Extracted records
┌────────
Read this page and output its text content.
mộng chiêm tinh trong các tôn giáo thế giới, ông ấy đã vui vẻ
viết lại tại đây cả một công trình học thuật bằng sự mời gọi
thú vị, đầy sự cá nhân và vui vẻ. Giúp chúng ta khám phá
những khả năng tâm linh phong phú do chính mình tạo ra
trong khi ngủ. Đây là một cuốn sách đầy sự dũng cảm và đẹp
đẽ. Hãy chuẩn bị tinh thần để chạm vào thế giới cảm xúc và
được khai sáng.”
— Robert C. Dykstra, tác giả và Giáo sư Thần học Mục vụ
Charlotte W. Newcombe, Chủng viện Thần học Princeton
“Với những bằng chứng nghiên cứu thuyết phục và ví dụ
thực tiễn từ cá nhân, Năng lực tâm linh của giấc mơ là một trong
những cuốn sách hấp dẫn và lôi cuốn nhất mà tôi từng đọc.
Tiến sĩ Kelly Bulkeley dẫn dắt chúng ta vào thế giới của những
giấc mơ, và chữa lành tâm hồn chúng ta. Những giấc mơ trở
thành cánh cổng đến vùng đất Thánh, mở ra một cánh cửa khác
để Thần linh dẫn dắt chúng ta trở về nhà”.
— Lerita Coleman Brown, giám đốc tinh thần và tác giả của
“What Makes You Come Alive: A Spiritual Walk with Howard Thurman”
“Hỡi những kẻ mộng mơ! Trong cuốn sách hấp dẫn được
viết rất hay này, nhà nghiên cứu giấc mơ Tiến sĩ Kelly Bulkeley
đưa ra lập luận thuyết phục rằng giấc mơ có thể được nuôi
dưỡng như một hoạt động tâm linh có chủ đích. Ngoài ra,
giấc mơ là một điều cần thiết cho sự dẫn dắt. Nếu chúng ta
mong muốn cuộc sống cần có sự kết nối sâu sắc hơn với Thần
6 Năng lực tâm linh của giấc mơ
└────────
Problem statement
Reproduce the material above without altering a single character.

Exercise response
Read this page and output its text content.
mộng chiêm tinh trong các tôn giáo thế giới, ông ấy đã vui vẻ
viết lại tại đây cả một công trình học thuật bằng sự mời gọi
thú vị, đầy sự cá nhân và vui vẻ. Giúp chúng ta khám phá
những khả năng tâm linh phong phú do chính mình tạo ra
trong khi ngủ. Đây là một cuốn sách đầy sự dũng cảm và đẹp
đẽ. Hãy chuẩn bị tinh thần để chạm vào thế giới cảm xúc và
được khai sáng.”
— Robert C. Dykstra, tác giả và Giáo sư Thần học Mục vụ
Charlotte W. Newcombe, Chủng viện Thần học Princeton
“Với những bằng chứng nghiên cứu thuyết phục và ví dụ
thực tiễn từ cá nhân, Năng lực tâm linh của giấc mơ là một trong
những cuốn sách hấp dẫn và lôi cuốn nhất mà tôi từng đọc.
Tiến sĩ Kelly Bulkeley dẫn dắt chúng ta vào thế giới của những
giấc mơ, và chữa lành tâm hồn chúng ta. Những giấc mơ trở
thành cánh cổng đến vùng đất Thánh, mở ra một cánh cửa khác
để Thần linh dẫn dắt chúng ta trở về nhà”.
— Lerita Coleman Brown, giám đốc tinh thần và tác giả của
“What Makes You Come Alive: A Spiritual Walk with Howard Thurman”
“Hỡi những kẻ mộng mơ! Trong cuốn sách hấp dẫn được
viết rất hay này, nhà nghiên cứu giấc mơ Tiến sĩ Kelly Bulkeley
đưa ra lập luận thuyết phục rằng giấc mơ có thể được nuôi
dưỡng như một hoạt động tâm linh có chủ đích. Ngoài ra,
giấc mơ là một điều cần thiết cho sự dẫn dắt. Nếu chúng ta
mong muốn cuộc sống cần có sự kết nối sâu sắc hơn với Thần
6 Năng lực tâm linh của giấc mơ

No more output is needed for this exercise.